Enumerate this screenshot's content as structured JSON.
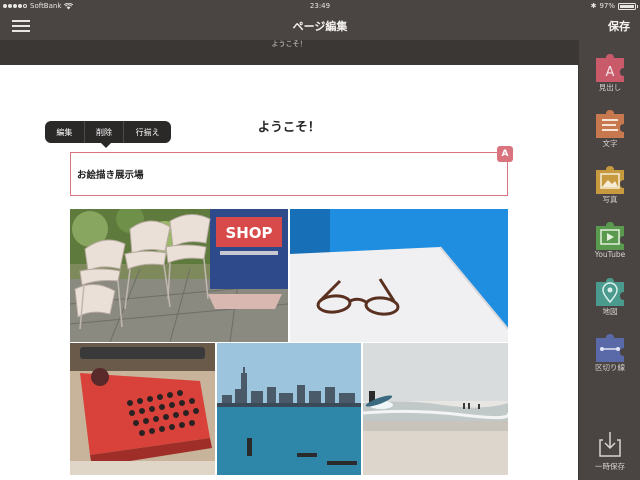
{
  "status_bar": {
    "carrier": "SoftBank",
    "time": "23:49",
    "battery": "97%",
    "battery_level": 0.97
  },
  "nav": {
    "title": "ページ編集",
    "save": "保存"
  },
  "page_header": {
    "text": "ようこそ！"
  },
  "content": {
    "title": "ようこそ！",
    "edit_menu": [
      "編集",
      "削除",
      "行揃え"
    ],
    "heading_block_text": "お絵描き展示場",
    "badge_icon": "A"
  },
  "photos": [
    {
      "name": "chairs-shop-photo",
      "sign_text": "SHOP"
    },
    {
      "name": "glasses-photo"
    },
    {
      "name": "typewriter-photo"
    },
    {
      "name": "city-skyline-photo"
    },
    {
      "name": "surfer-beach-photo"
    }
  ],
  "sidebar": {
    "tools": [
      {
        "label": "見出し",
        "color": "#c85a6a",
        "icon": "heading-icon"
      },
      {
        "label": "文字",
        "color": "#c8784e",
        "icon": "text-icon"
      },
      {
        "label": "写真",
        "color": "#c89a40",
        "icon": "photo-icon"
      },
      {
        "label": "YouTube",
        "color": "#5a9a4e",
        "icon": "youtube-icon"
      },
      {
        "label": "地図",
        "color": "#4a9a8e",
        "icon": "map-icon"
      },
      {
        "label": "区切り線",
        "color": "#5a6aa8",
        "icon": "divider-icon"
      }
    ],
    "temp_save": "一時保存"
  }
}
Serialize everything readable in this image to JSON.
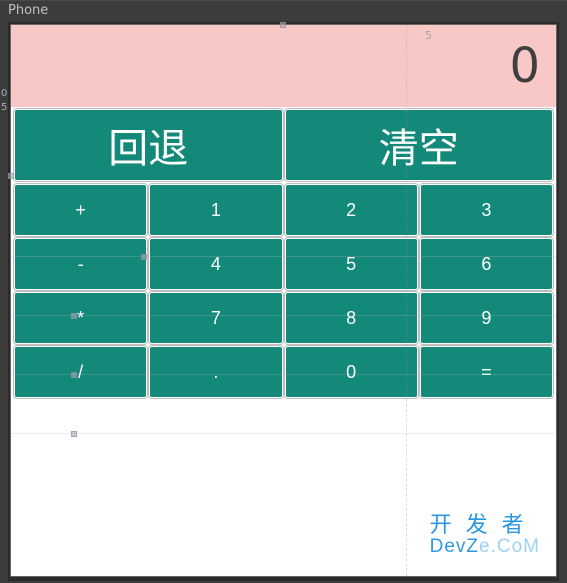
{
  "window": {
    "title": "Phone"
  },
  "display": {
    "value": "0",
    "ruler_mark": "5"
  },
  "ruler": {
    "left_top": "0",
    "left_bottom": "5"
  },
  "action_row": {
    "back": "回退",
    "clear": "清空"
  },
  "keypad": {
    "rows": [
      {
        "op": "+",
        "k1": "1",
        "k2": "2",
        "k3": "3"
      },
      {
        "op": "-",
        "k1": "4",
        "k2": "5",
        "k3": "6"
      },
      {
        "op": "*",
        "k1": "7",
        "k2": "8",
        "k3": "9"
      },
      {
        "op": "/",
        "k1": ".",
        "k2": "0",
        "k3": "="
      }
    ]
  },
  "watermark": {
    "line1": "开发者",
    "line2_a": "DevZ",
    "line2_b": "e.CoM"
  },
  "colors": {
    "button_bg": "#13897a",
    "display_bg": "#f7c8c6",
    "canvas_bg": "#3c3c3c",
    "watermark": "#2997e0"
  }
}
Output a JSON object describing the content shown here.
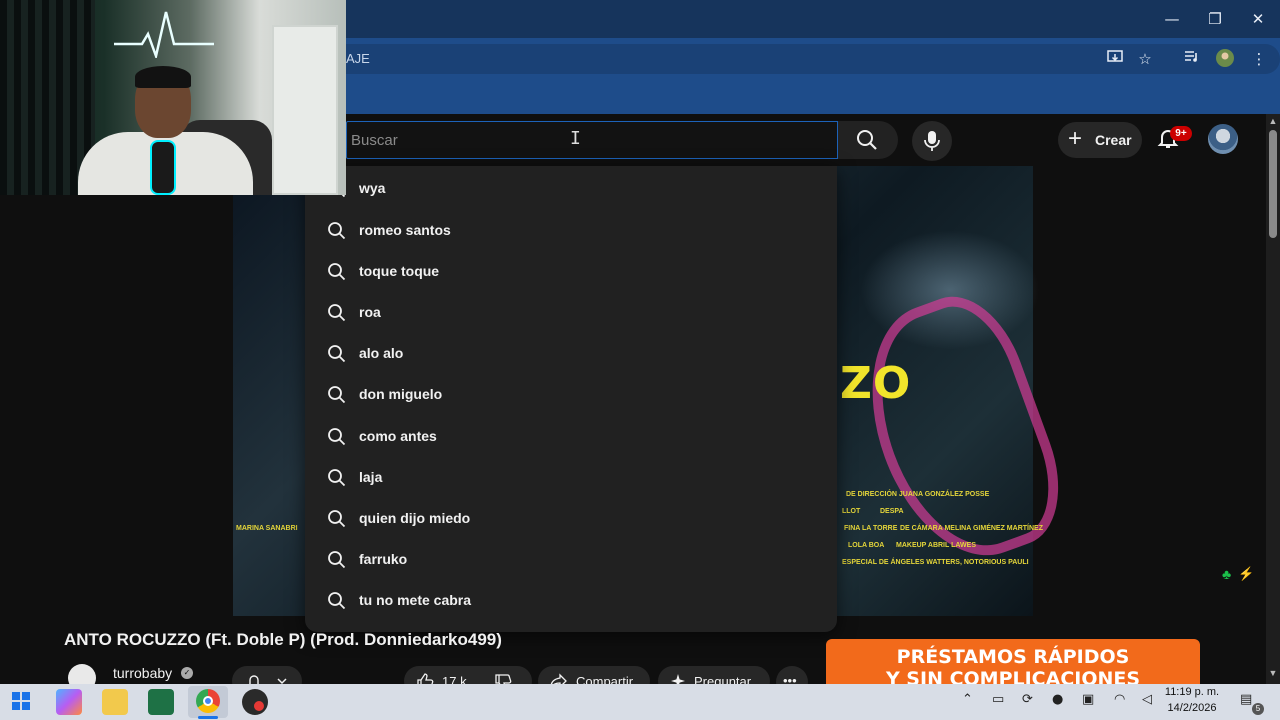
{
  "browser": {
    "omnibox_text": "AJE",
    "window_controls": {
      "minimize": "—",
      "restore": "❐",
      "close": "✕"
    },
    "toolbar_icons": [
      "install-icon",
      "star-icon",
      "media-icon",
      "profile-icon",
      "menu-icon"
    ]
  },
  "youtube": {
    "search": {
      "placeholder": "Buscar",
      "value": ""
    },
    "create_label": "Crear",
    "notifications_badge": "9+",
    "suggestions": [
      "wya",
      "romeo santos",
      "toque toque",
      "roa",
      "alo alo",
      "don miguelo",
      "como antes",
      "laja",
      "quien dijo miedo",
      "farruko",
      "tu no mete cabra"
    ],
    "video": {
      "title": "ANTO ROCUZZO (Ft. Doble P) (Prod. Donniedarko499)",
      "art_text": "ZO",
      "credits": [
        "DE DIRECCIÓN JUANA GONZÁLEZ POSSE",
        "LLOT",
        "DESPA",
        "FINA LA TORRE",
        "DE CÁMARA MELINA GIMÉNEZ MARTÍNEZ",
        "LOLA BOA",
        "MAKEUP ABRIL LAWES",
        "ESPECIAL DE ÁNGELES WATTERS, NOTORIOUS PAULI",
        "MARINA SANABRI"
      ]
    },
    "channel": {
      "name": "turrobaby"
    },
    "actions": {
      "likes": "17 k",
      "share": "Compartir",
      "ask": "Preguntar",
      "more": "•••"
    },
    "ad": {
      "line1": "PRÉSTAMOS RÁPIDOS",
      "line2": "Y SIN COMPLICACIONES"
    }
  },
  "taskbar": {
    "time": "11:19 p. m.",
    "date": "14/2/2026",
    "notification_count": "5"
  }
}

==

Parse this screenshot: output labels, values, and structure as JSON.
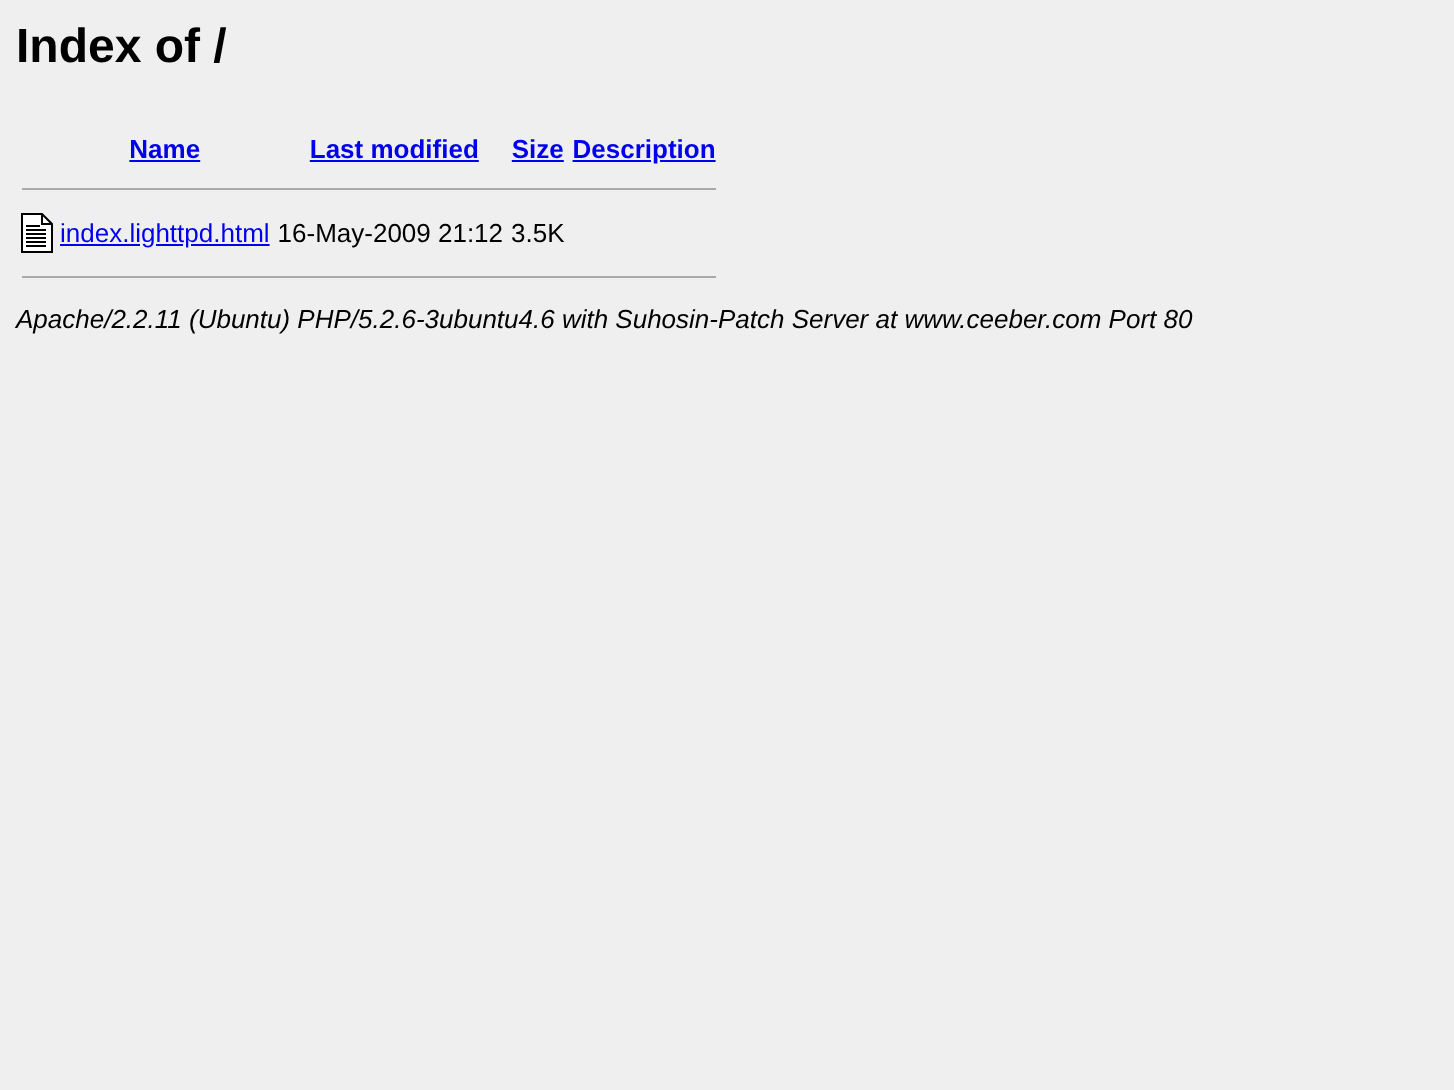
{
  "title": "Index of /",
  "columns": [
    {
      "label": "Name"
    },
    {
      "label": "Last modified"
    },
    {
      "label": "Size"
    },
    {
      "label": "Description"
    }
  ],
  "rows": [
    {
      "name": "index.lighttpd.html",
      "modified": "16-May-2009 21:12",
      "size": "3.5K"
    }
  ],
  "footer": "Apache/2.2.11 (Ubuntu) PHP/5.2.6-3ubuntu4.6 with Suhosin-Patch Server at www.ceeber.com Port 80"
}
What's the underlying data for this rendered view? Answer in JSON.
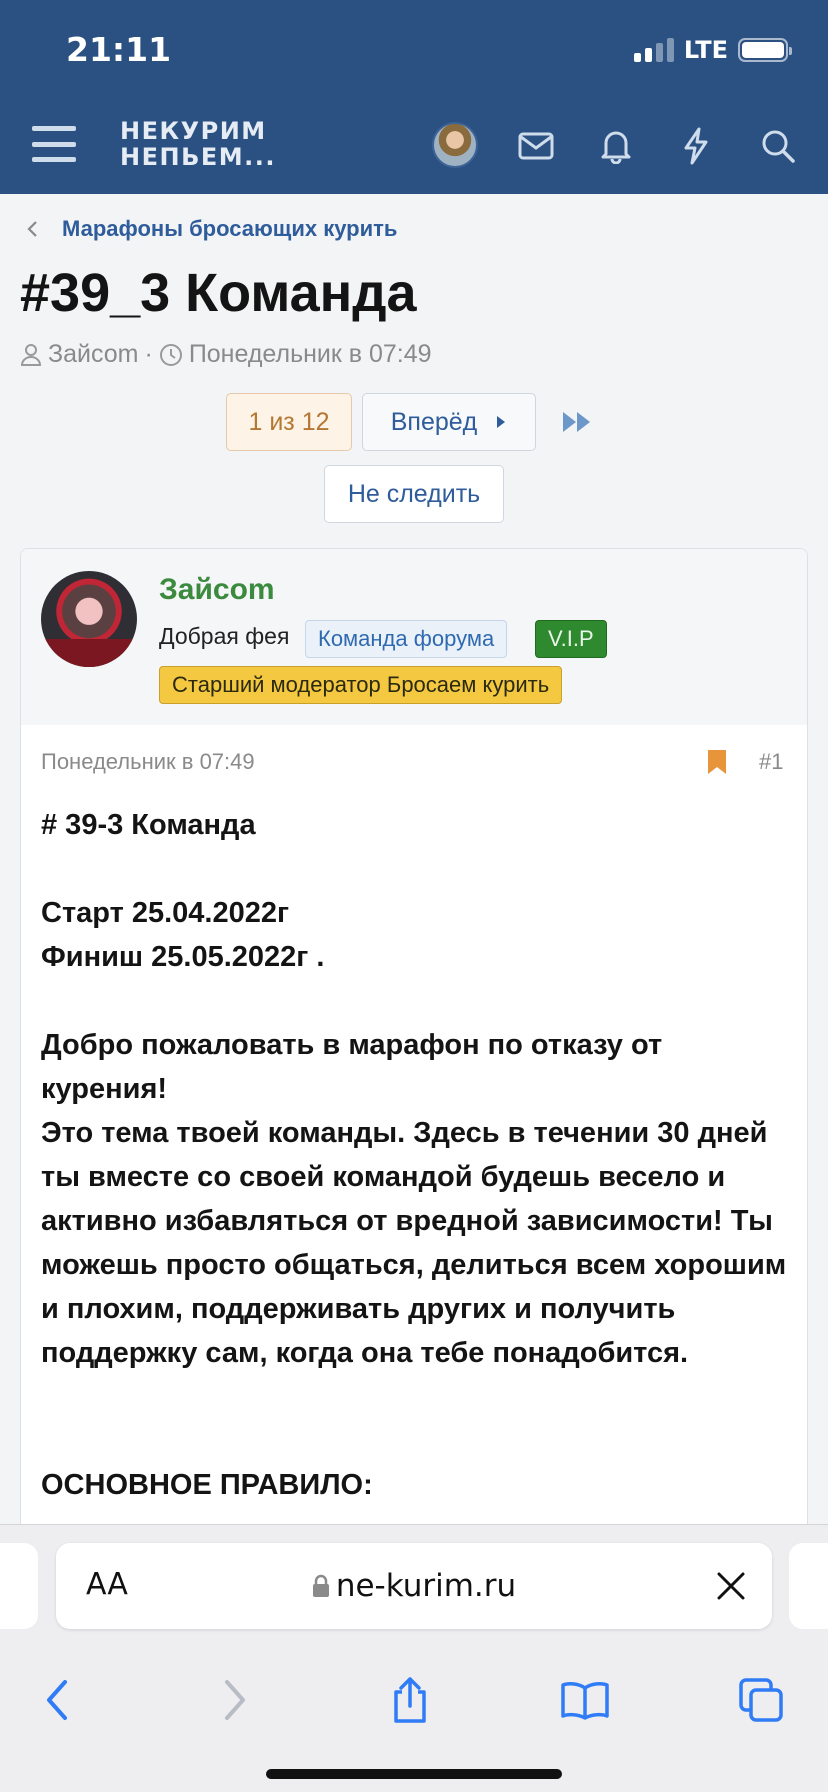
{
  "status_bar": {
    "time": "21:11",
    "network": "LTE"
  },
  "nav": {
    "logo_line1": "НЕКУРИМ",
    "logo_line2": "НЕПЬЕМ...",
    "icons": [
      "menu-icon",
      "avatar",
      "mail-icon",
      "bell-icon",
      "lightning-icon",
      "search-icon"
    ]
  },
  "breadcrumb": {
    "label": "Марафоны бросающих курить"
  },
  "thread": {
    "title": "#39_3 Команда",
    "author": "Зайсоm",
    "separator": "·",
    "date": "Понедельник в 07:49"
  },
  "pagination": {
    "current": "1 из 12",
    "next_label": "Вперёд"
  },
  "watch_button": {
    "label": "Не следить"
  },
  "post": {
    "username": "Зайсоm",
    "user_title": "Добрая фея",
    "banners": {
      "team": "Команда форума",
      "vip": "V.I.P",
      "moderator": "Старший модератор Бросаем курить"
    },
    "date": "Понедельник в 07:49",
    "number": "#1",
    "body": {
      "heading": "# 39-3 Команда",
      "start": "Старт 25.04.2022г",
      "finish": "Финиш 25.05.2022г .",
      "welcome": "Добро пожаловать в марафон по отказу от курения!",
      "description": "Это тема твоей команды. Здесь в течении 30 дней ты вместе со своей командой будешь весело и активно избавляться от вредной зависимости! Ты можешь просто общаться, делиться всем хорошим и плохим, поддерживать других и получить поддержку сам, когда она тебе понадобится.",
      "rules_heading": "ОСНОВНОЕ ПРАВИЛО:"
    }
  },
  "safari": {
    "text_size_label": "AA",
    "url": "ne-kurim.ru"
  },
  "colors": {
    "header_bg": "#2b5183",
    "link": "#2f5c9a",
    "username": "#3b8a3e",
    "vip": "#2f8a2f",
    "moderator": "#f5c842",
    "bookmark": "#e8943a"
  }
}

---

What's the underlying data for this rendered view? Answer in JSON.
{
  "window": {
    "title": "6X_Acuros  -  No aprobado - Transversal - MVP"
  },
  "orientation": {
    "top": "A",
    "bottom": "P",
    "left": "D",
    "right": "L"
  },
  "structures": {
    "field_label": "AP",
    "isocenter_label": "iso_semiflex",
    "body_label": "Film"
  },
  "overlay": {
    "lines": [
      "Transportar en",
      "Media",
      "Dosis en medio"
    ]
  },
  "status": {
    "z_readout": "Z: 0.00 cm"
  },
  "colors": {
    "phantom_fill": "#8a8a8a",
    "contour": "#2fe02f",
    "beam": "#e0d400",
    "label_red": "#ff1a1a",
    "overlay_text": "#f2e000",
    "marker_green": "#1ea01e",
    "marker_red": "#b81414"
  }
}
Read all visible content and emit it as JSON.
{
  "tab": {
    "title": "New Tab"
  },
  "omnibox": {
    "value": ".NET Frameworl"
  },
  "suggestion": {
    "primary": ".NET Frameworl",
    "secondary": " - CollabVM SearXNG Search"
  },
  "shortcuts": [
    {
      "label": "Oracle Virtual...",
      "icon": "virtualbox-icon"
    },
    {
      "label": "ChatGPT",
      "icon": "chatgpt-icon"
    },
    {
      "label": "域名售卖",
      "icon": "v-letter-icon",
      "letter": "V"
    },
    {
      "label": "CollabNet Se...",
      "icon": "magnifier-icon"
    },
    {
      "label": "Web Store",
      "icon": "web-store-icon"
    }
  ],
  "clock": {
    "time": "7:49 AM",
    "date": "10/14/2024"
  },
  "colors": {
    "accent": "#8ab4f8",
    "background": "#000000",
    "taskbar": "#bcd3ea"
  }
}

● Requirement
Scan the data above; copy every line where "moderator" appears.

● Output for this exercise
      "moderator": "Старший модератор Бросаем курить"
    "moderator": "#f5c842",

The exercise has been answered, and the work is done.